Look for the string "SDTVAR" in every line, and copy each line that has it.
────────────────
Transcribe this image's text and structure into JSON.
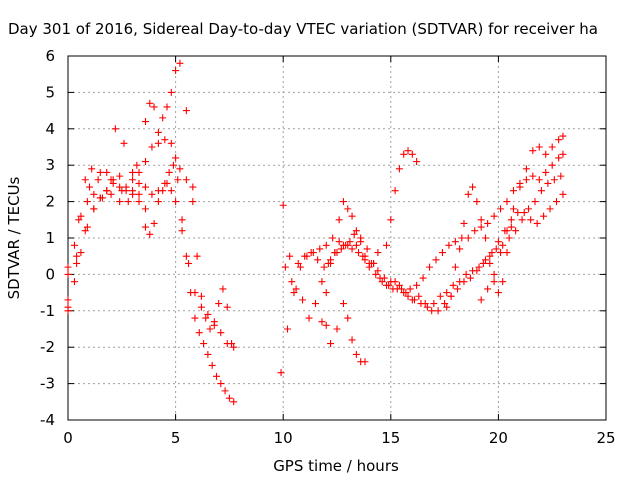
{
  "chart_data": {
    "type": "scatter",
    "title": "Day 301 of 2016, Sidereal Day-to-day VTEC variation (SDTVAR) for receiver ha",
    "xlabel": "GPS time / hours",
    "ylabel": "SDTVAR / TECUs",
    "xlim": [
      0,
      25
    ],
    "ylim": [
      -4,
      6
    ],
    "xticks": [
      "0",
      "5",
      "10",
      "15",
      "20",
      "25"
    ],
    "yticks": [
      "-4",
      "-3",
      "-2",
      "-1",
      "0",
      "1",
      "2",
      "3",
      "4",
      "5",
      "6"
    ],
    "grid": true,
    "marker": "+",
    "color": "#ff0000",
    "series": [
      {
        "x": [
          0.0,
          0.3,
          0.6,
          0.9,
          1.2,
          1.5,
          1.8,
          2.1,
          2.4,
          2.7,
          3.0,
          3.3,
          3.6,
          3.9,
          4.2,
          4.5,
          4.7,
          4.9,
          5.1,
          5.3,
          5.5,
          5.7,
          5.9,
          6.1,
          6.3,
          6.5,
          6.7,
          6.9,
          7.1,
          7.3,
          7.5,
          7.7
        ],
        "y": [
          -1.0,
          -0.2,
          0.6,
          1.3,
          1.8,
          2.1,
          2.3,
          2.5,
          2.4,
          2.3,
          2.6,
          2.8,
          2.4,
          2.2,
          2.3,
          2.5,
          2.8,
          3.0,
          2.6,
          1.5,
          0.5,
          -0.5,
          -1.2,
          -1.6,
          -1.9,
          -2.2,
          -2.5,
          -2.8,
          -3.0,
          -3.2,
          -3.4,
          -3.5
        ]
      },
      {
        "x": [
          0.0,
          0.3,
          0.6,
          0.9,
          1.2,
          1.5,
          1.8,
          2.1,
          2.4,
          2.7,
          3.0,
          3.3,
          3.6,
          3.9,
          4.2,
          4.5,
          4.8,
          5.0,
          5.2,
          5.5,
          5.8
        ],
        "y": [
          0.2,
          0.8,
          1.6,
          2.0,
          2.2,
          2.1,
          2.3,
          2.6,
          2.7,
          2.4,
          2.2,
          2.5,
          3.1,
          3.5,
          3.6,
          3.7,
          3.6,
          3.2,
          2.9,
          2.6,
          2.4
        ]
      },
      {
        "x": [
          0.0,
          0.4,
          0.8,
          1.2,
          1.6,
          2.0,
          2.4,
          2.8,
          3.2,
          3.6,
          3.8,
          4.0,
          4.2,
          4.4,
          4.6,
          4.8,
          5.0,
          5.2,
          5.5,
          5.8,
          6.0,
          6.2,
          6.4,
          6.6,
          6.8,
          7.0,
          7.2,
          7.4,
          7.6
        ],
        "y": [
          -0.7,
          0.3,
          1.2,
          1.8,
          2.1,
          2.2,
          2.0,
          2.0,
          3.0,
          4.2,
          4.7,
          4.6,
          3.9,
          4.3,
          4.6,
          5.0,
          5.6,
          5.8,
          4.5,
          2.0,
          0.5,
          -0.6,
          -1.2,
          -1.5,
          -1.4,
          -0.8,
          -0.4,
          -0.9,
          -1.9
        ]
      },
      {
        "x": [
          0.0,
          0.5,
          1.0,
          1.5,
          2.0,
          2.5,
          3.0,
          3.3,
          3.6,
          3.8,
          4.0,
          4.2,
          4.4,
          4.6,
          4.8,
          5.0,
          5.3,
          5.6,
          5.9,
          6.2,
          6.5,
          6.8,
          7.1,
          7.4,
          7.7
        ],
        "y": [
          0.0,
          1.5,
          2.4,
          2.8,
          2.6,
          2.3,
          2.3,
          2.0,
          1.3,
          1.1,
          1.4,
          2.0,
          2.3,
          2.5,
          2.3,
          2.0,
          1.2,
          0.3,
          -0.5,
          -0.9,
          -1.1,
          -1.3,
          -1.6,
          -1.9,
          -2.0
        ]
      },
      {
        "x": [
          0.0,
          0.4,
          0.8,
          1.1,
          1.4,
          1.8,
          2.2,
          2.6,
          3.0,
          3.3,
          3.6
        ],
        "y": [
          -0.9,
          0.5,
          2.6,
          2.9,
          2.6,
          2.8,
          4.0,
          3.6,
          2.8,
          2.2,
          1.8
        ]
      },
      {
        "x": [
          9.9,
          10.2,
          10.5,
          10.8,
          11.1,
          11.4,
          11.7,
          12.0,
          12.3,
          12.6,
          12.9,
          13.2,
          13.5,
          13.8,
          14.1,
          14.4,
          14.7,
          15.0,
          15.3,
          15.6,
          15.9,
          16.2,
          16.5,
          16.8,
          17.1,
          17.4,
          17.7,
          18.0,
          18.3,
          18.6,
          18.9,
          19.2,
          19.5,
          19.8,
          20.1,
          20.4,
          20.7,
          21.0,
          21.3,
          21.6,
          21.9,
          22.2,
          22.5,
          22.8,
          23.0
        ],
        "y": [
          -2.7,
          -1.5,
          -0.5,
          0.2,
          0.5,
          0.6,
          0.7,
          0.8,
          1.0,
          0.9,
          0.8,
          0.7,
          0.6,
          0.5,
          0.3,
          0.1,
          -0.1,
          -0.2,
          -0.4,
          -0.5,
          -0.4,
          -0.3,
          -0.1,
          0.2,
          0.4,
          0.6,
          0.8,
          0.9,
          1.0,
          1.0,
          1.2,
          1.3,
          1.4,
          1.6,
          1.8,
          2.0,
          2.3,
          2.5,
          2.6,
          2.7,
          2.6,
          2.8,
          3.0,
          3.2,
          3.3
        ]
      },
      {
        "x": [
          10.0,
          10.3,
          10.6,
          10.9,
          11.2,
          11.5,
          11.8,
          12.1,
          12.4,
          12.7,
          13.0,
          13.3,
          13.6,
          13.9,
          14.2,
          14.5,
          14.8,
          15.1,
          15.4,
          15.7,
          16.0,
          16.3,
          16.6,
          16.9,
          17.2,
          17.5,
          17.8,
          18.1,
          18.4,
          18.7,
          19.0,
          19.3,
          19.6,
          19.9,
          20.2,
          20.5,
          20.8,
          21.1,
          21.4,
          21.7,
          22.0,
          22.3,
          22.6,
          22.9
        ],
        "y": [
          1.9,
          0.5,
          -0.4,
          -0.7,
          -1.2,
          -0.8,
          -0.2,
          0.3,
          0.6,
          0.7,
          0.8,
          1.1,
          1.0,
          0.7,
          0.3,
          -0.1,
          -0.3,
          -0.4,
          -0.3,
          -0.5,
          -0.7,
          -0.6,
          -0.8,
          -1.0,
          -1.0,
          -0.8,
          -0.6,
          -0.4,
          -0.2,
          -0.1,
          0.1,
          0.3,
          0.5,
          0.7,
          0.8,
          1.0,
          1.2,
          1.5,
          1.8,
          2.0,
          2.3,
          2.5,
          2.6,
          2.7
        ]
      },
      {
        "x": [
          10.1,
          10.4,
          10.7,
          11.0,
          11.3,
          11.6,
          11.9,
          12.2,
          12.5,
          12.8,
          13.1,
          13.4,
          13.7,
          14.0,
          14.3,
          14.6,
          14.9,
          15.2,
          15.5,
          15.8,
          16.1,
          16.4,
          16.7,
          17.0,
          17.3,
          17.6,
          17.9,
          18.2,
          18.5,
          18.8,
          19.1,
          19.4,
          19.7,
          20.0,
          20.3,
          20.6,
          20.9,
          21.2,
          21.5,
          21.8,
          22.1,
          22.4,
          22.7,
          23.0
        ],
        "y": [
          0.2,
          -0.2,
          0.3,
          0.5,
          0.6,
          0.4,
          0.2,
          0.4,
          0.6,
          0.8,
          0.9,
          0.8,
          0.5,
          0.3,
          0.0,
          -0.2,
          -0.3,
          -0.2,
          -0.4,
          -0.6,
          -0.7,
          -0.8,
          -0.9,
          -0.8,
          -0.6,
          -0.5,
          -0.3,
          -0.2,
          0.0,
          0.1,
          0.2,
          0.4,
          0.6,
          0.9,
          1.2,
          1.5,
          1.7,
          1.7,
          1.5,
          1.4,
          1.6,
          1.8,
          2.0,
          2.2
        ]
      },
      {
        "x": [
          11.8,
          12.0,
          12.2,
          12.4,
          12.6,
          12.8,
          13.0,
          13.2,
          13.4,
          13.6,
          13.8,
          14.0,
          14.2,
          14.4
        ],
        "y": [
          -1.3,
          -0.5,
          0.3,
          0.6,
          1.5,
          2.0,
          1.8,
          1.6,
          1.2,
          0.9,
          0.4,
          0.2,
          0.3,
          0.6
        ]
      },
      {
        "x": [
          12.0,
          12.2,
          12.5,
          12.8,
          13.0,
          13.2,
          13.4,
          13.6,
          13.8
        ],
        "y": [
          -1.4,
          -1.9,
          -1.5,
          -0.8,
          -1.2,
          -1.8,
          -2.2,
          -2.4,
          -2.4
        ]
      },
      {
        "x": [
          14.8,
          15.0,
          15.2,
          15.4,
          15.6,
          15.8,
          16.0,
          16.2
        ],
        "y": [
          0.8,
          1.5,
          2.3,
          2.9,
          3.3,
          3.4,
          3.3,
          3.1
        ]
      },
      {
        "x": [
          17.6,
          17.8,
          18.0,
          18.2,
          18.4,
          18.6,
          18.8,
          19.0,
          19.2,
          19.4,
          19.6,
          19.8,
          20.0,
          20.2,
          20.4,
          20.6
        ],
        "y": [
          -0.9,
          -0.6,
          0.2,
          0.7,
          1.4,
          2.2,
          2.4,
          2.0,
          1.5,
          1.0,
          0.3,
          -0.2,
          -0.5,
          -0.2,
          0.6,
          1.3
        ]
      },
      {
        "x": [
          19.2,
          19.5,
          19.8,
          20.1,
          20.4,
          20.7,
          21.0,
          21.3,
          21.6,
          21.9,
          22.2,
          22.5,
          22.8,
          23.0
        ],
        "y": [
          -0.7,
          -0.4,
          0.0,
          0.6,
          1.2,
          1.8,
          2.4,
          2.9,
          3.4,
          3.5,
          3.3,
          3.5,
          3.7,
          3.8
        ]
      }
    ]
  }
}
────────────────
* [Response to the exercise]
    "title": "Day 301 of 2016, Sidereal Day-to-day VTEC variation (SDTVAR) for receiver ha",
    "ylabel": "SDTVAR / TECUs",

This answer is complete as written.